:: Task requirements ::
In the following material, identify every line holding the string "your" and return it.

(Recorded data)

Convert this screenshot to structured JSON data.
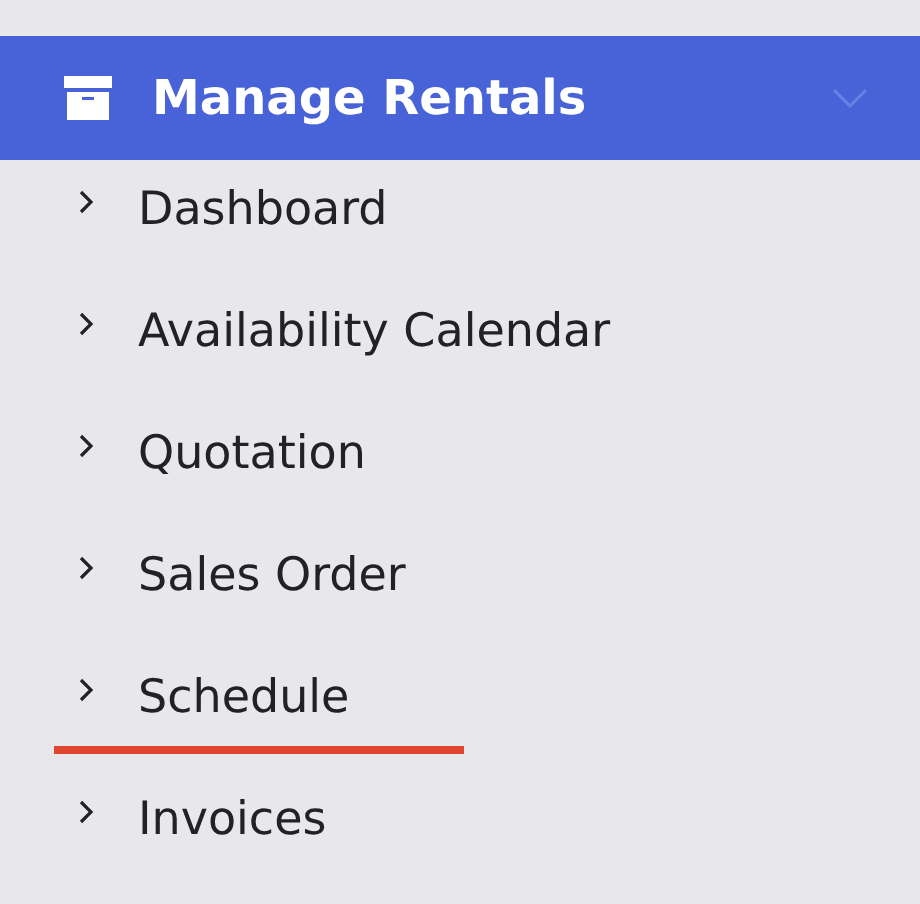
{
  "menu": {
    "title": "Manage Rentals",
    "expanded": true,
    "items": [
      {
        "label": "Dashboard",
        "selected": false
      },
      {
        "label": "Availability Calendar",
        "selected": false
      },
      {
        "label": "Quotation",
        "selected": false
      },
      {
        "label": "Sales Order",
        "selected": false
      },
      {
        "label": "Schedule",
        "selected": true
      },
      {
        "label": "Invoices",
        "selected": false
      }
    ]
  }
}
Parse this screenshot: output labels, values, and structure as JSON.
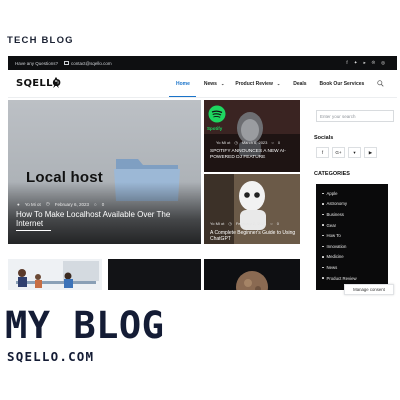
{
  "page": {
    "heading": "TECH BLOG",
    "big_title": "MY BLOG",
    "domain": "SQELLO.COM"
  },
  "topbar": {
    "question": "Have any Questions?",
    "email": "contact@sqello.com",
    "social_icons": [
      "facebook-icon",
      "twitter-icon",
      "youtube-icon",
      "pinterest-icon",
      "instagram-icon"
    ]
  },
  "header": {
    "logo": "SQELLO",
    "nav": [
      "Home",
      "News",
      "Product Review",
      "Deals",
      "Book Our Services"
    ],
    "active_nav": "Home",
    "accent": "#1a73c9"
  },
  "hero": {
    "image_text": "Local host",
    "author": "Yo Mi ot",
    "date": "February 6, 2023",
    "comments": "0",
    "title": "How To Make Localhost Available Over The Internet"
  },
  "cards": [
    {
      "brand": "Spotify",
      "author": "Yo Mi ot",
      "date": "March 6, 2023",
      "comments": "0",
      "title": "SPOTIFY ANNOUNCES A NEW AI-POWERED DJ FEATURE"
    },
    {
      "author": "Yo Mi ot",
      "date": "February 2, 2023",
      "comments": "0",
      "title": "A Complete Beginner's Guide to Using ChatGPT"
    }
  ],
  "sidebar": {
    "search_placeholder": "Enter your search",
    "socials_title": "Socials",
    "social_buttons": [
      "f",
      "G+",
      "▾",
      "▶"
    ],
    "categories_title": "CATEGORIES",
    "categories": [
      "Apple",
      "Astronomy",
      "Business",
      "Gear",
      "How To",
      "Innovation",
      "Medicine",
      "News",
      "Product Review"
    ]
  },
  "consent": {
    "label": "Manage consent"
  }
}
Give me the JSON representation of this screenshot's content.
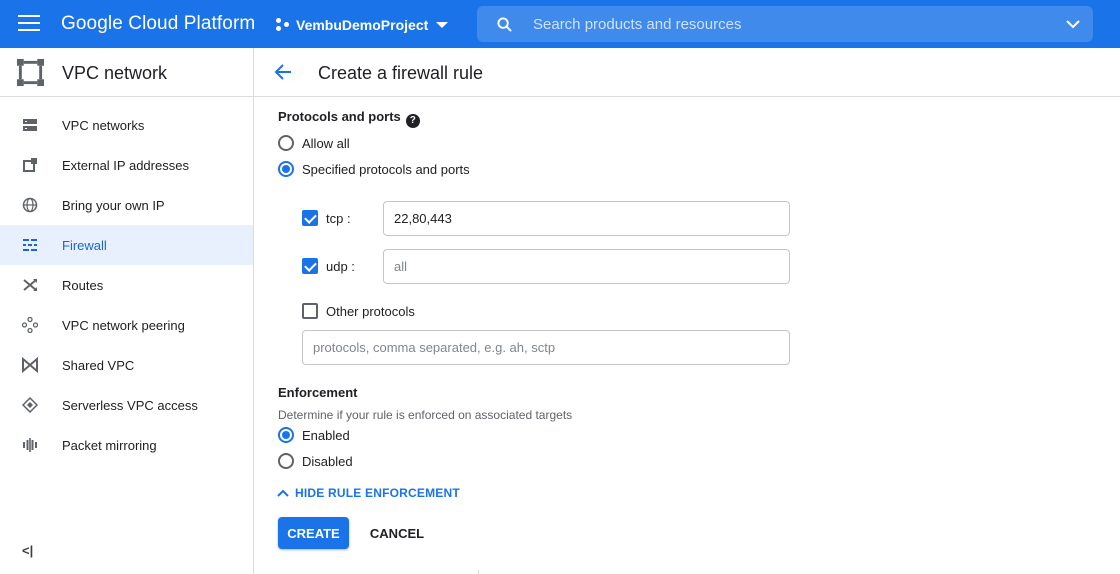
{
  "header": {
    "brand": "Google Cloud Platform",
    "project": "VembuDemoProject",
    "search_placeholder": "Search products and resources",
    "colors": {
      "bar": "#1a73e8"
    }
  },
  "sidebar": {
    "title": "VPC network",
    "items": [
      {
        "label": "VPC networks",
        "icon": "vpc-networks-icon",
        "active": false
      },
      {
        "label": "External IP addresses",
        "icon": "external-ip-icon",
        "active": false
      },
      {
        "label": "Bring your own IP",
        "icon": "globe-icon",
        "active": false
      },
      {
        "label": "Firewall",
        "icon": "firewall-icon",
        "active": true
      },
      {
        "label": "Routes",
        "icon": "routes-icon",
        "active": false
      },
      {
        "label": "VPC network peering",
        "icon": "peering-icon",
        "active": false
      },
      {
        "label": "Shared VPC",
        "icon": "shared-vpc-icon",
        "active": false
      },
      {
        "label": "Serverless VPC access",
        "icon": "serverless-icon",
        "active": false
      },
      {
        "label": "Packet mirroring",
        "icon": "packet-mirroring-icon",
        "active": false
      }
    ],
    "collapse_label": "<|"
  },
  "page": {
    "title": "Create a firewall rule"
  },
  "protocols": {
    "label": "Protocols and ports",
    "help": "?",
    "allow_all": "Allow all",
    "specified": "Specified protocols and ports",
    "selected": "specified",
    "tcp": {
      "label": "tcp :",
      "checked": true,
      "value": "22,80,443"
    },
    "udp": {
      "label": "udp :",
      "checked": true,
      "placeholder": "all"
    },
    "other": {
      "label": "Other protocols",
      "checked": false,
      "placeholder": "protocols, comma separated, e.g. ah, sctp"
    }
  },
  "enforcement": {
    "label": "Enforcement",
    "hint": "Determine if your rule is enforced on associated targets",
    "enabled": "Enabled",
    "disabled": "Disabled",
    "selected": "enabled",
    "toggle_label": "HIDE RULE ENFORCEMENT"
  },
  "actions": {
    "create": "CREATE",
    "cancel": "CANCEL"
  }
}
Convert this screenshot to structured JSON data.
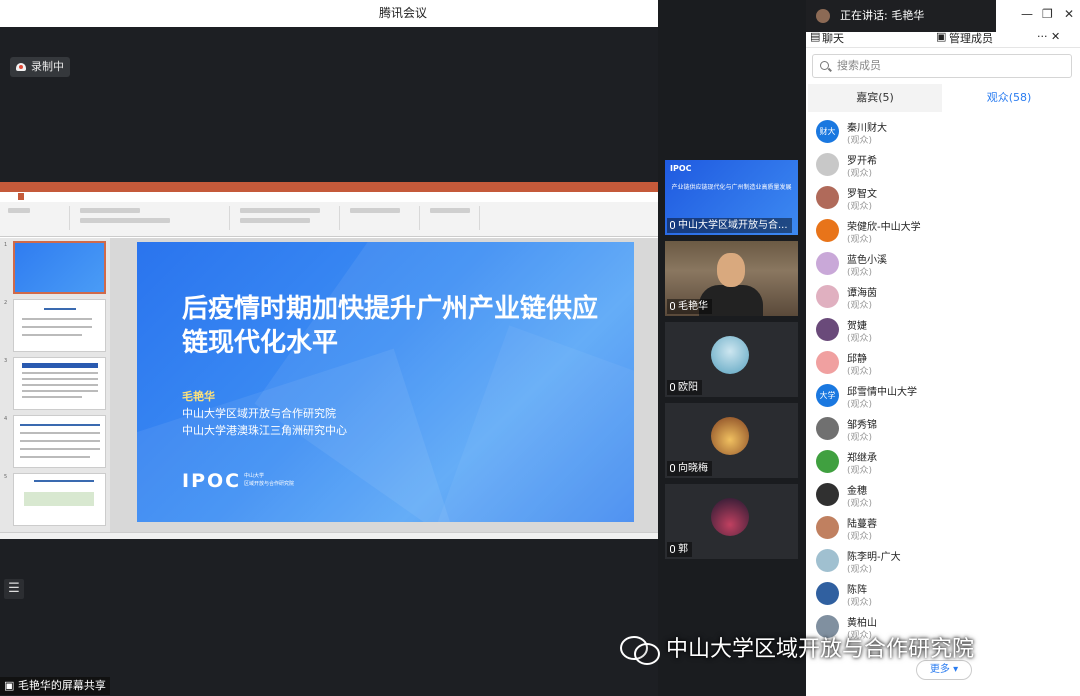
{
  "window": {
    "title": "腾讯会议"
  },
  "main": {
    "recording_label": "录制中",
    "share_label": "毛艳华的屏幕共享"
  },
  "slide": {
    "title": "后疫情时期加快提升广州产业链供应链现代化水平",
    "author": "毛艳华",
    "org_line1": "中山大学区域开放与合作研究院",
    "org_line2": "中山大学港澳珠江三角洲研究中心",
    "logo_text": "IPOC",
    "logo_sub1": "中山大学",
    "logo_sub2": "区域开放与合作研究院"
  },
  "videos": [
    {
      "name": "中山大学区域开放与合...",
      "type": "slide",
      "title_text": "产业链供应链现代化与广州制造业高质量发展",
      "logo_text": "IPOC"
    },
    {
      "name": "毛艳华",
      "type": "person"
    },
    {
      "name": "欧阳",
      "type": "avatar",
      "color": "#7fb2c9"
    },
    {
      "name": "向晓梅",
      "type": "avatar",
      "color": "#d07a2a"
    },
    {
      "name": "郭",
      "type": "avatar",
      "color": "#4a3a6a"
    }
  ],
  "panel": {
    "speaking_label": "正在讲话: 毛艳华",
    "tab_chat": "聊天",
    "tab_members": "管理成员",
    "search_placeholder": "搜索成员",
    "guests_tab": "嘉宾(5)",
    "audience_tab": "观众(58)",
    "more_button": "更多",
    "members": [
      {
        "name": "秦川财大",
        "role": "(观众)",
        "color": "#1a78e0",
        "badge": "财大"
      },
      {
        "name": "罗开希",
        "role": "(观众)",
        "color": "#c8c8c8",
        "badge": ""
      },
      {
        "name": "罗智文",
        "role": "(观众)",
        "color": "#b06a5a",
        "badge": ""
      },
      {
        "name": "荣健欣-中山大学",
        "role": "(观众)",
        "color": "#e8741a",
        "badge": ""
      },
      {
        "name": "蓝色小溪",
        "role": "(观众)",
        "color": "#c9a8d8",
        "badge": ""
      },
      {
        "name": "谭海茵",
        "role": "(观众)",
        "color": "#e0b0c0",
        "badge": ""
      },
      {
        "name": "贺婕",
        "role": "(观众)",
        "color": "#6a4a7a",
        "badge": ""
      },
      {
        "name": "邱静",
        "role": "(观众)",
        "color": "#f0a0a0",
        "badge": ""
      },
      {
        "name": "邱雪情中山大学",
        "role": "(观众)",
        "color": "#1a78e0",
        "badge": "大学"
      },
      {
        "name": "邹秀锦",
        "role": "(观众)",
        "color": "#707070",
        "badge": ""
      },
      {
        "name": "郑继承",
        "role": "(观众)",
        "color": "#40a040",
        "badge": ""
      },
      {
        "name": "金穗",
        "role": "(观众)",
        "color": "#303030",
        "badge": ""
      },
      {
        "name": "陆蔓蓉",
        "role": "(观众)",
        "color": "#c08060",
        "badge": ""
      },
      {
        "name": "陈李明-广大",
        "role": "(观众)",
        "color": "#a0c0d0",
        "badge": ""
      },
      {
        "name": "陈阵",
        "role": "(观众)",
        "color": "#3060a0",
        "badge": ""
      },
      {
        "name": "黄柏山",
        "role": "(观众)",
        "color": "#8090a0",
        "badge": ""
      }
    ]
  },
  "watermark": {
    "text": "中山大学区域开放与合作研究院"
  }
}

:: Answer to this problem ::
    "search_placeholder": "Enter your search",
        "label": "Bring your own IP",
    "hint": "Determine if your rule is enforced on associated targets",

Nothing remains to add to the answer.